Extracted records:
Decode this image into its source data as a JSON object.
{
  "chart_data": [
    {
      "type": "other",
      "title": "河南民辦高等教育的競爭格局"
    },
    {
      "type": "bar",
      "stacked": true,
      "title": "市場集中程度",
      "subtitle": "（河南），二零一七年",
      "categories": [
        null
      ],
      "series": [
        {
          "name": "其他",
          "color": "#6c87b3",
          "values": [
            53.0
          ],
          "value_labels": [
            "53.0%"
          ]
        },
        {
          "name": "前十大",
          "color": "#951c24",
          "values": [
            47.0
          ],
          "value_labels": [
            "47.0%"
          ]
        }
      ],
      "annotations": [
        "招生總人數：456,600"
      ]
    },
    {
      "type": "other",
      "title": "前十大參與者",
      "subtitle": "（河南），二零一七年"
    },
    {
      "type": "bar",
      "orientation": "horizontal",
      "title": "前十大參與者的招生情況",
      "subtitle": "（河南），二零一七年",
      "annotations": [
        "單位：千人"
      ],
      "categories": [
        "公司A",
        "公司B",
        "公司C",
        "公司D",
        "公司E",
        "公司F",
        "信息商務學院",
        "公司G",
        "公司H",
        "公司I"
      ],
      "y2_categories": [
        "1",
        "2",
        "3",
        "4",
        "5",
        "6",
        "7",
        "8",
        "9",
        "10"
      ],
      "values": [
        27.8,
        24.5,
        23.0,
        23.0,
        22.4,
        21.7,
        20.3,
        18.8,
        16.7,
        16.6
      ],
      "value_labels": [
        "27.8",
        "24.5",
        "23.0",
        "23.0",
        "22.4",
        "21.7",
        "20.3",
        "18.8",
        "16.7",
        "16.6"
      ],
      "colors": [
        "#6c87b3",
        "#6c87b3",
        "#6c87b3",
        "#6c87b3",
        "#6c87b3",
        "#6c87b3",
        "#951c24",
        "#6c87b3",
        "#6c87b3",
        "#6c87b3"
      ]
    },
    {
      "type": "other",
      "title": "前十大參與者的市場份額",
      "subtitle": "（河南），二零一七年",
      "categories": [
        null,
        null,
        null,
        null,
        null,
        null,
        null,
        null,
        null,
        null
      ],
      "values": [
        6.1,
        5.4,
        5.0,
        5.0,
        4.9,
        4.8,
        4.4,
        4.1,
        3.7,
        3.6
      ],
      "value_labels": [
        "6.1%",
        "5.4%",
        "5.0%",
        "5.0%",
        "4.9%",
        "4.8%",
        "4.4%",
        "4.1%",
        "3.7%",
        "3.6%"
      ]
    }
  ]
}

Task directions:
The lines above should be duplicated exactly.

Written response:
Decode this image into its source data as a JSON object.
{
  "chart_data": [
    {
      "type": "other",
      "title": "河南民辦高等教育的競爭格局"
    },
    {
      "type": "bar",
      "stacked": true,
      "title": "市場集中程度",
      "subtitle": "（河南），二零一七年",
      "categories": [
        null
      ],
      "series": [
        {
          "name": "其他",
          "color": "#6c87b3",
          "values": [
            53.0
          ],
          "value_labels": [
            "53.0%"
          ]
        },
        {
          "name": "前十大",
          "color": "#951c24",
          "values": [
            47.0
          ],
          "value_labels": [
            "47.0%"
          ]
        }
      ],
      "annotations": [
        "招生總人數：456,600"
      ]
    },
    {
      "type": "other",
      "title": "前十大參與者",
      "subtitle": "（河南），二零一七年"
    },
    {
      "type": "bar",
      "orientation": "horizontal",
      "title": "前十大參與者的招生情況",
      "subtitle": "（河南），二零一七年",
      "annotations": [
        "單位：千人"
      ],
      "categories": [
        "公司A",
        "公司B",
        "公司C",
        "公司D",
        "公司E",
        "公司F",
        "信息商務學院",
        "公司G",
        "公司H",
        "公司I"
      ],
      "y2_categories": [
        "1",
        "2",
        "3",
        "4",
        "5",
        "6",
        "7",
        "8",
        "9",
        "10"
      ],
      "values": [
        27.8,
        24.5,
        23.0,
        23.0,
        22.4,
        21.7,
        20.3,
        18.8,
        16.7,
        16.6
      ],
      "value_labels": [
        "27.8",
        "24.5",
        "23.0",
        "23.0",
        "22.4",
        "21.7",
        "20.3",
        "18.8",
        "16.7",
        "16.6"
      ],
      "colors": [
        "#6c87b3",
        "#6c87b3",
        "#6c87b3",
        "#6c87b3",
        "#6c87b3",
        "#6c87b3",
        "#951c24",
        "#6c87b3",
        "#6c87b3",
        "#6c87b3"
      ]
    },
    {
      "type": "other",
      "title": "前十大參與者的市場份額",
      "subtitle": "（河南），二零一七年",
      "categories": [
        null,
        null,
        null,
        null,
        null,
        null,
        null,
        null,
        null,
        null
      ],
      "values": [
        6.1,
        5.4,
        5.0,
        5.0,
        4.9,
        4.8,
        4.4,
        4.1,
        3.7,
        3.6
      ],
      "value_labels": [
        "6.1%",
        "5.4%",
        "5.0%",
        "5.0%",
        "4.9%",
        "4.8%",
        "4.4%",
        "4.1%",
        "3.7%",
        "3.6%"
      ]
    }
  ]
}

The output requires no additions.